_Exercise aim_. Gather up every line that includes the string "cost".

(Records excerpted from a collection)
###
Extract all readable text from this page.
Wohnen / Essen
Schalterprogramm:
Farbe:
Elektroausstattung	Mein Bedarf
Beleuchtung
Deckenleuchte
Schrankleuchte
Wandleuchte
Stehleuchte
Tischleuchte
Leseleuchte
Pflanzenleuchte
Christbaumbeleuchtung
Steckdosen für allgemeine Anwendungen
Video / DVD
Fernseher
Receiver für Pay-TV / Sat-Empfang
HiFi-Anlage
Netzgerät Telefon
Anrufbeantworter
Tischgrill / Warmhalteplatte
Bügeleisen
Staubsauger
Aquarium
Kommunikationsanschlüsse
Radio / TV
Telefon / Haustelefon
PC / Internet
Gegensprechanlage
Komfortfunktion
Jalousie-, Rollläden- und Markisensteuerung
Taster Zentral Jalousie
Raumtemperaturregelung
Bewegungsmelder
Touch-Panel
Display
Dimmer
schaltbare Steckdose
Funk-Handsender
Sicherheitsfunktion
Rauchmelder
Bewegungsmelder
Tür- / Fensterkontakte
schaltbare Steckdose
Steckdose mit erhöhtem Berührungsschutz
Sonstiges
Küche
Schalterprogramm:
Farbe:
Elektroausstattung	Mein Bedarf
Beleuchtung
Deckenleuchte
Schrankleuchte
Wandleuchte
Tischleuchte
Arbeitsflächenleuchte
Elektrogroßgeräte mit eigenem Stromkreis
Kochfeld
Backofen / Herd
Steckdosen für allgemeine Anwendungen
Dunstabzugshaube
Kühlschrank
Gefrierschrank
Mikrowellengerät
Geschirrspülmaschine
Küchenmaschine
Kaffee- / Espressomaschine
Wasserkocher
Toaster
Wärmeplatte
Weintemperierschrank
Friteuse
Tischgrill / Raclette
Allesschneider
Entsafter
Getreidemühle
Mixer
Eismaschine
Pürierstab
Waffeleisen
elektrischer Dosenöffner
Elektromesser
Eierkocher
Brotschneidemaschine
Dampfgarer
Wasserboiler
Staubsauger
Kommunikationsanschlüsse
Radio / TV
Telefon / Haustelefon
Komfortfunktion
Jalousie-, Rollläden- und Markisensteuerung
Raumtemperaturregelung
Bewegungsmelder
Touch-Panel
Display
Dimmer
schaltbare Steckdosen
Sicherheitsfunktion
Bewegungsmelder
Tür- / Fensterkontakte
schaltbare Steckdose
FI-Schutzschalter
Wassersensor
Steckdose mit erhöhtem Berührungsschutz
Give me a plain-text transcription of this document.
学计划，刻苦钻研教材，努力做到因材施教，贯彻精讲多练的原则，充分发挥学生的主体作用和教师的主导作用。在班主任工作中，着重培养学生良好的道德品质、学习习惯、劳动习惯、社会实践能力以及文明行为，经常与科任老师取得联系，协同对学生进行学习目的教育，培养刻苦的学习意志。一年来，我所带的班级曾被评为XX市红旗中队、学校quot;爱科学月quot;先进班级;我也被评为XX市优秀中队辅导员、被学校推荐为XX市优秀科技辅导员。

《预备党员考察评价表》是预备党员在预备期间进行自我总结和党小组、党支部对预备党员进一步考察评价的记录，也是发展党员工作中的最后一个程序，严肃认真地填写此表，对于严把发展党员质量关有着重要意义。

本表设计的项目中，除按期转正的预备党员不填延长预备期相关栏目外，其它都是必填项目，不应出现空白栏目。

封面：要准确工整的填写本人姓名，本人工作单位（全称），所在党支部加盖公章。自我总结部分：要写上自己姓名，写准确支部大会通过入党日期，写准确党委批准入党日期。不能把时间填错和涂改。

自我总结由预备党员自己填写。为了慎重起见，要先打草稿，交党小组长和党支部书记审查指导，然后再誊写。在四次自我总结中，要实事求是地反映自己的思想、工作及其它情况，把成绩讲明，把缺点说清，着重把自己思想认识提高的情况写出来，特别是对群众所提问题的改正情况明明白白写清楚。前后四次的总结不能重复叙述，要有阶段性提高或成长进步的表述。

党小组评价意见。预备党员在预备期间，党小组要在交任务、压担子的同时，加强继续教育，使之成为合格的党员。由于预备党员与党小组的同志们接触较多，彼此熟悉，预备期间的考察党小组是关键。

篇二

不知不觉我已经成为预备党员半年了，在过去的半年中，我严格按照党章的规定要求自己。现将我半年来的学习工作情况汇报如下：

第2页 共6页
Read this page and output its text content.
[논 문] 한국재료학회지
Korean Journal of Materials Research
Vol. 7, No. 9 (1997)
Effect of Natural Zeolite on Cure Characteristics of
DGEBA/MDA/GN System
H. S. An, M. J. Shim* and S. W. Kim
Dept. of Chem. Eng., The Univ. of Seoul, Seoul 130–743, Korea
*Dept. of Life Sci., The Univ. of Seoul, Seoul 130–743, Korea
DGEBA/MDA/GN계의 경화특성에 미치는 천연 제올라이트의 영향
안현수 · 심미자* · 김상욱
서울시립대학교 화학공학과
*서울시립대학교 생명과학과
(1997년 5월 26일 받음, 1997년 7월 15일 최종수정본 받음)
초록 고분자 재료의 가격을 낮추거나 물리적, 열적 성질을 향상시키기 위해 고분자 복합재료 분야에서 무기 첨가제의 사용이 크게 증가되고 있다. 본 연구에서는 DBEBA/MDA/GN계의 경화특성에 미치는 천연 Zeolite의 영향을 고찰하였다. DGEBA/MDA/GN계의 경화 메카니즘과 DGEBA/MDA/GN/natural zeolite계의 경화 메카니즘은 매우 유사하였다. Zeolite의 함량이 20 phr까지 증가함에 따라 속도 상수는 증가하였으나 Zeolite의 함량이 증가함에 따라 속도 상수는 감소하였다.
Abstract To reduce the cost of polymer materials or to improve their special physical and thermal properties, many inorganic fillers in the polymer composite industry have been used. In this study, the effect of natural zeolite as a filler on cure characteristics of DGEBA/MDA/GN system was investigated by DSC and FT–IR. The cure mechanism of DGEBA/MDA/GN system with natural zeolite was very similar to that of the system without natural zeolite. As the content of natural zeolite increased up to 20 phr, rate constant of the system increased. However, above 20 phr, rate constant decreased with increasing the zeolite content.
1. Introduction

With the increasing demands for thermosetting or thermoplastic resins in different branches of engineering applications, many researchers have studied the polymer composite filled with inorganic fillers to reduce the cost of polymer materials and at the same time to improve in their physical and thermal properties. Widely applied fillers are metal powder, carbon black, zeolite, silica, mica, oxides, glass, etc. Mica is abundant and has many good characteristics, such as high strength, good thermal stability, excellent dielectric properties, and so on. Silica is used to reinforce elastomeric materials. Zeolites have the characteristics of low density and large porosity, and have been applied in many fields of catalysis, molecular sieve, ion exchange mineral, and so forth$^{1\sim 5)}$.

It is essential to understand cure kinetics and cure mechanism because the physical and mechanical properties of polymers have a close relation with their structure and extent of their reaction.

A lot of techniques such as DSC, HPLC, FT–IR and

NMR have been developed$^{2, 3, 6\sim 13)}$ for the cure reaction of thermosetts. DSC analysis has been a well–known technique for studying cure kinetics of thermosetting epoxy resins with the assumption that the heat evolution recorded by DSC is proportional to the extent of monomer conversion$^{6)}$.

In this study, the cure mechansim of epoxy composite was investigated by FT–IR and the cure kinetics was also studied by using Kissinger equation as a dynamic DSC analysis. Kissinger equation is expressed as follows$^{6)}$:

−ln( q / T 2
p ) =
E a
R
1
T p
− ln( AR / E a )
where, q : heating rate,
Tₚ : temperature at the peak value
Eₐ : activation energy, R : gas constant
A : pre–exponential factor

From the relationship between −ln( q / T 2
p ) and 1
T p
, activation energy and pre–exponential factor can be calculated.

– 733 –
###
_Problem solution_.
Abstract To reduce the cost of polymer materials or to improve their special physical and thermal properties, many inorganic fillers in the polymer composite industry have been used. In this study, the effect of natural zeolite as a filler on cure characteristics of DGEBA/MDA/GN system was investigated by DSC and FT–IR. The cure mechanism of DGEBA/MDA/GN system with natural zeolite was very similar to that of the system without natural zeolite. As the content of natural zeolite increased up to 20 phr, rate constant of the system increased. However, above 20 phr, rate constant decreased with increasing the zeolite content.
With the increasing demands for thermosetting or thermoplastic resins in different branches of engineering applications, many researchers have studied the polymer composite filled with inorganic fillers to reduce the cost of polymer materials and at the same time to improve in their physical and thermal properties. Widely applied fillers are metal powder, carbon black, zeolite, silica, mica, oxides, glass, etc. Mica is abundant and has many good characteristics, such as high strength, good thermal stability, excellent dielectric properties, and so on. Silica is used to reinforce elastomeric materials. Zeolites have the characteristics of low density and large porosity, and have been applied in many fields of catalysis, molecular sieve, ion exchange mineral, and so forth$^{1\sim 5)}$.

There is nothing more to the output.